AIM —
Can you reproduce the data beneath, keeping every line exact?

RECORDS SUPPLIED —
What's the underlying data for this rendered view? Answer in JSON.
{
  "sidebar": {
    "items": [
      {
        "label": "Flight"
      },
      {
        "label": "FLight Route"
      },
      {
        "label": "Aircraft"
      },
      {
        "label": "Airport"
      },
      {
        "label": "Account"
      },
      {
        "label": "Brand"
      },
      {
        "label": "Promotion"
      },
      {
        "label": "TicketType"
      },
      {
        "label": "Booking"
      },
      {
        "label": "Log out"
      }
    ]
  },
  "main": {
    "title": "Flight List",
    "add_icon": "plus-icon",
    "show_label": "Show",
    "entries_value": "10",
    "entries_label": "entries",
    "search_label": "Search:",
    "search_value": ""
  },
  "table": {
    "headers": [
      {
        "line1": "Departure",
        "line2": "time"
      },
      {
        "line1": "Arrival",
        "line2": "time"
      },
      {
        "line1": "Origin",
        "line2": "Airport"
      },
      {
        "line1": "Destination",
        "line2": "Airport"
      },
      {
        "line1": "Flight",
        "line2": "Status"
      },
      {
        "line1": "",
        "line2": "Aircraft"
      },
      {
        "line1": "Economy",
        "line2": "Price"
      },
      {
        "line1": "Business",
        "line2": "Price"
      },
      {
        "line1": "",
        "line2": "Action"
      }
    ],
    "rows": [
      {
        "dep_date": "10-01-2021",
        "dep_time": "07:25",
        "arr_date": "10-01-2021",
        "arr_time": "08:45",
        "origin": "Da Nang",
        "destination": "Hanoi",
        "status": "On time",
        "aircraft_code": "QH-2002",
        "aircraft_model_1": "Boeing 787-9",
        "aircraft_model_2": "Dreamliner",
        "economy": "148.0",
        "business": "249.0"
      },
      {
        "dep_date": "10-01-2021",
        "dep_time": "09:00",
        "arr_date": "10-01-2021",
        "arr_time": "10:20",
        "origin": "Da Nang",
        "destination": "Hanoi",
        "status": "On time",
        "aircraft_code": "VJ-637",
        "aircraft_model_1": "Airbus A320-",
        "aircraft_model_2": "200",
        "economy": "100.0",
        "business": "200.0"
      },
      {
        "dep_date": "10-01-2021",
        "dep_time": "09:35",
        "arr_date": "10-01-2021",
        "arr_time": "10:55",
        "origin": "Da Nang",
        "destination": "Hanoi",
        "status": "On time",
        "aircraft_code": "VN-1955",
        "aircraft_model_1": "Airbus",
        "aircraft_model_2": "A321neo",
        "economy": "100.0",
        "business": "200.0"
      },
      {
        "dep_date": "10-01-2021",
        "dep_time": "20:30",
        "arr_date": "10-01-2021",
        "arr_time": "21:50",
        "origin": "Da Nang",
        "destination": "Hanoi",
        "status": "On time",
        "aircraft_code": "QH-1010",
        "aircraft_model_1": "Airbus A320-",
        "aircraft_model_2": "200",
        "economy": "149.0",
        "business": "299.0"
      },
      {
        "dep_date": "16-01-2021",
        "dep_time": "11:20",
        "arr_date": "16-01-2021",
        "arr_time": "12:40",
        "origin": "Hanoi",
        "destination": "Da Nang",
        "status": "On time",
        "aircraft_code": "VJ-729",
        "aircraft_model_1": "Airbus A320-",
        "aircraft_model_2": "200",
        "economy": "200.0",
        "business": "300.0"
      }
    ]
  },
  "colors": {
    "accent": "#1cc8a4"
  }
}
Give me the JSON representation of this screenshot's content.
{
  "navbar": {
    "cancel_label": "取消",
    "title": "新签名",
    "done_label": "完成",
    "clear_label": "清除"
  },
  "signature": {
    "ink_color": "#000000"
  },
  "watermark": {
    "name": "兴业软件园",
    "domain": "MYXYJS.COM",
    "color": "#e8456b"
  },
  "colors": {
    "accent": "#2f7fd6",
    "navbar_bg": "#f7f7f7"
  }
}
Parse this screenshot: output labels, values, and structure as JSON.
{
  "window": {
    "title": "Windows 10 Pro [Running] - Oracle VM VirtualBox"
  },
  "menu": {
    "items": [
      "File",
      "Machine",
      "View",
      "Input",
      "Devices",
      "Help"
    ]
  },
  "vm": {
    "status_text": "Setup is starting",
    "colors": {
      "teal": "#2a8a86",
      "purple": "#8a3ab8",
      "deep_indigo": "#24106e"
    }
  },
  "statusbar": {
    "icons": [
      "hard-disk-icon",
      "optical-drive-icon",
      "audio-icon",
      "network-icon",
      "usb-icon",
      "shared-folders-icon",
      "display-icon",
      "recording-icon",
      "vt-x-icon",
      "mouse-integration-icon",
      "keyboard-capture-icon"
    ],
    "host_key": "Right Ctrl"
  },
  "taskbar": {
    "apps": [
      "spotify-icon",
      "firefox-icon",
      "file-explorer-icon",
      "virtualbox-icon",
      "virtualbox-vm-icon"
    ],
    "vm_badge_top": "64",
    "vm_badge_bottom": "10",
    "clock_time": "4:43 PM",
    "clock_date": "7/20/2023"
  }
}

RESULT FOR THIS EXERCISE —
What's the underlying data for this rendered view? Answer in JSON.
{
  "sidebar": {
    "items": [
      {
        "label": "Flight"
      },
      {
        "label": "FLight Route"
      },
      {
        "label": "Aircraft"
      },
      {
        "label": "Airport"
      },
      {
        "label": "Account"
      },
      {
        "label": "Brand"
      },
      {
        "label": "Promotion"
      },
      {
        "label": "TicketType"
      },
      {
        "label": "Booking"
      },
      {
        "label": "Log out"
      }
    ]
  },
  "main": {
    "title": "Flight List",
    "add_icon": "plus-icon",
    "show_label": "Show",
    "entries_value": "10",
    "entries_label": "entries",
    "search_label": "Search:",
    "search_value": ""
  },
  "table": {
    "headers": [
      {
        "line1": "Departure",
        "line2": "time"
      },
      {
        "line1": "Arrival",
        "line2": "time"
      },
      {
        "line1": "Origin",
        "line2": "Airport"
      },
      {
        "line1": "Destination",
        "line2": "Airport"
      },
      {
        "line1": "Flight",
        "line2": "Status"
      },
      {
        "line1": "",
        "line2": "Aircraft"
      },
      {
        "line1": "Economy",
        "line2": "Price"
      },
      {
        "line1": "Business",
        "line2": "Price"
      },
      {
        "line1": "",
        "line2": "Action"
      }
    ],
    "rows": [
      {
        "dep_date": "10-01-2021",
        "dep_time": "07:25",
        "arr_date": "10-01-2021",
        "arr_time": "08:45",
        "origin": "Da Nang",
        "destination": "Hanoi",
        "status": "On time",
        "aircraft_code": "QH-2002",
        "aircraft_model_1": "Boeing 787-9",
        "aircraft_model_2": "Dreamliner",
        "economy": "148.0",
        "business": "249.0"
      },
      {
        "dep_date": "10-01-2021",
        "dep_time": "09:00",
        "arr_date": "10-01-2021",
        "arr_time": "10:20",
        "origin": "Da Nang",
        "destination": "Hanoi",
        "status": "On time",
        "aircraft_code": "VJ-637",
        "aircraft_model_1": "Airbus A320-",
        "aircraft_model_2": "200",
        "economy": "100.0",
        "business": "200.0"
      },
      {
        "dep_date": "10-01-2021",
        "dep_time": "09:35",
        "arr_date": "10-01-2021",
        "arr_time": "10:55",
        "origin": "Da Nang",
        "destination": "Hanoi",
        "status": "On time",
        "aircraft_code": "VN-1955",
        "aircraft_model_1": "Airbus",
        "aircraft_model_2": "A321neo",
        "economy": "100.0",
        "business": "200.0"
      },
      {
        "dep_date": "10-01-2021",
        "dep_time": "20:30",
        "arr_date": "10-01-2021",
        "arr_time": "21:50",
        "origin": "Da Nang",
        "destination": "Hanoi",
        "status": "On time",
        "aircraft_code": "QH-1010",
        "aircraft_model_1": "Airbus A320-",
        "aircraft_model_2": "200",
        "economy": "149.0",
        "business": "299.0"
      },
      {
        "dep_date": "16-01-2021",
        "dep_time": "11:20",
        "arr_date": "16-01-2021",
        "arr_time": "12:40",
        "origin": "Hanoi",
        "destination": "Da Nang",
        "status": "On time",
        "aircraft_code": "VJ-729",
        "aircraft_model_1": "Airbus A320-",
        "aircraft_model_2": "200",
        "economy": "200.0",
        "business": "300.0"
      }
    ]
  },
  "colors": {
    "accent": "#1cc8a4"
  }
}
Give me the JSON representation of this screenshot's content.
{
  "navbar": {
    "cancel_label": "取消",
    "title": "新签名",
    "done_label": "完成",
    "clear_label": "清除"
  },
  "signature": {
    "ink_color": "#000000"
  },
  "watermark": {
    "name": "兴业软件园",
    "domain": "MYXYJS.COM",
    "color": "#e8456b"
  },
  "colors": {
    "accent": "#2f7fd6",
    "navbar_bg": "#f7f7f7"
  }
}
Parse this screenshot: output labels, values, and structure as JSON.
{
  "window": {
    "title": "Windows 10 Pro [Running] - Oracle VM VirtualBox"
  },
  "menu": {
    "items": [
      "File",
      "Machine",
      "View",
      "Input",
      "Devices",
      "Help"
    ]
  },
  "vm": {
    "status_text": "Setup is starting",
    "colors": {
      "teal": "#2a8a86",
      "purple": "#8a3ab8",
      "deep_indigo": "#24106e"
    }
  },
  "statusbar": {
    "icons": [
      "hard-disk-icon",
      "optical-drive-icon",
      "audio-icon",
      "network-icon",
      "usb-icon",
      "shared-folders-icon",
      "display-icon",
      "recording-icon",
      "vt-x-icon",
      "mouse-integration-icon",
      "keyboard-capture-icon"
    ],
    "host_key": "Right Ctrl"
  },
  "taskbar": {
    "apps": [
      "spotify-icon",
      "firefox-icon",
      "file-explorer-icon",
      "virtualbox-icon",
      "virtualbox-vm-icon"
    ],
    "vm_badge_top": "64",
    "vm_badge_bottom": "10",
    "clock_time": "4:43 PM",
    "clock_date": "7/20/2023"
  }
}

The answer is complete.